(A block of data)
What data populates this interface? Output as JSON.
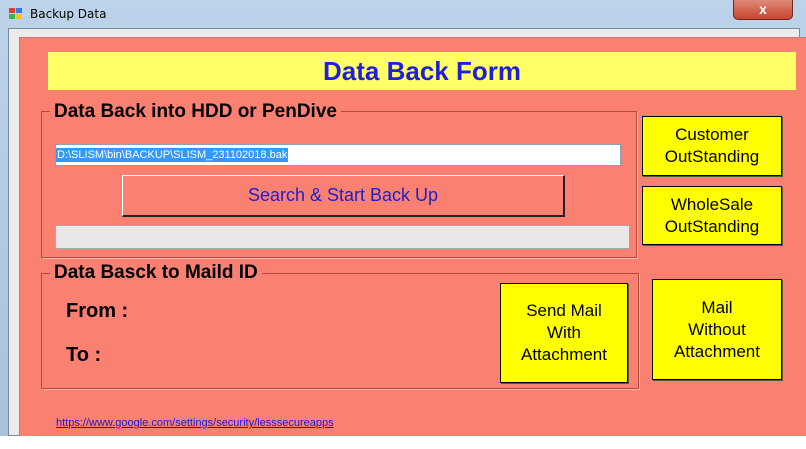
{
  "window": {
    "title": "Backup Data",
    "close_label": "x"
  },
  "form": {
    "header_title": "Data Back Form",
    "hdd_group_label": "Data Back into HDD or PenDive",
    "backup_path_value": "D:\\SLISM\\bin\\BACKUP\\SLISM_231102018.bak",
    "search_button_label": "Search & Start Back Up",
    "progress_fraction": 0,
    "mail_group_label": "Data Basck to Maild ID",
    "from_label": "From :",
    "to_label": "To :",
    "link_text": "https://www.google.com/settings/security/lesssecureapps"
  },
  "buttons": {
    "customer_outstanding": [
      "Customer",
      "OutStanding"
    ],
    "wholesale_outstanding": [
      "WholeSale",
      "OutStanding"
    ],
    "send_mail_with_attachment": [
      "Send Mail",
      "With",
      "Attachment"
    ],
    "mail_without_attachment": [
      "Mail",
      "Without",
      "Attachment"
    ]
  },
  "colors": {
    "form_background": "#fa8072",
    "header_background": "#ffff66",
    "header_text": "#1f1fd9",
    "button_yellow": "#ffff00",
    "link": "#1a1acd"
  }
}
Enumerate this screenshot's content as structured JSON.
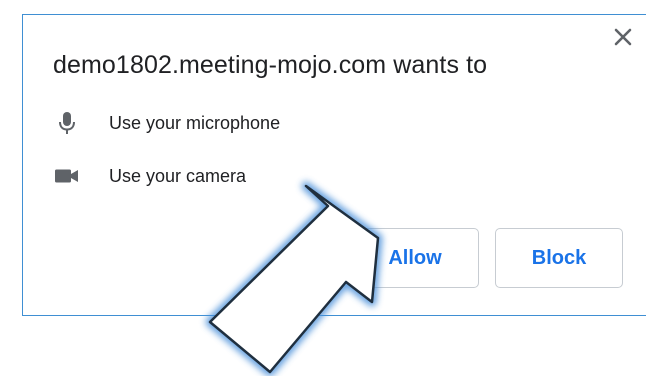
{
  "dialog": {
    "title": "demo1802.meeting-mojo.com wants to",
    "close_icon": "close-icon",
    "permissions": [
      {
        "icon": "microphone-icon",
        "label": "Use your microphone"
      },
      {
        "icon": "camera-icon",
        "label": "Use your camera"
      }
    ],
    "buttons": {
      "allow_label": "Allow",
      "block_label": "Block"
    }
  },
  "annotation": {
    "icon": "callout-arrow",
    "fill_color": "#ffffff",
    "stroke_color": "#1f2f3f",
    "glow_color": "#4a8fd9"
  },
  "colors": {
    "accent": "#1a73e8",
    "dialog_border": "#3f8fd3",
    "text": "#202124",
    "icon": "#5f6368"
  }
}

## Set exercise
Beginning with the line that holds "Enumerate this screenshot's" and ending with the last line of the material above, extract every line exactly, pictures excluded.

## Exercise output
Enumerate this screenshot's content as structured JSON.
{
  "dialog": {
    "title": "demo1802.meeting-mojo.com wants to",
    "close_icon": "close-icon",
    "permissions": [
      {
        "icon": "microphone-icon",
        "label": "Use your microphone"
      },
      {
        "icon": "camera-icon",
        "label": "Use your camera"
      }
    ],
    "buttons": {
      "allow_label": "Allow",
      "block_label": "Block"
    }
  },
  "annotation": {
    "icon": "callout-arrow",
    "fill_color": "#ffffff",
    "stroke_color": "#1f2f3f",
    "glow_color": "#4a8fd9"
  },
  "colors": {
    "accent": "#1a73e8",
    "dialog_border": "#3f8fd3",
    "text": "#202124",
    "icon": "#5f6368"
  }
}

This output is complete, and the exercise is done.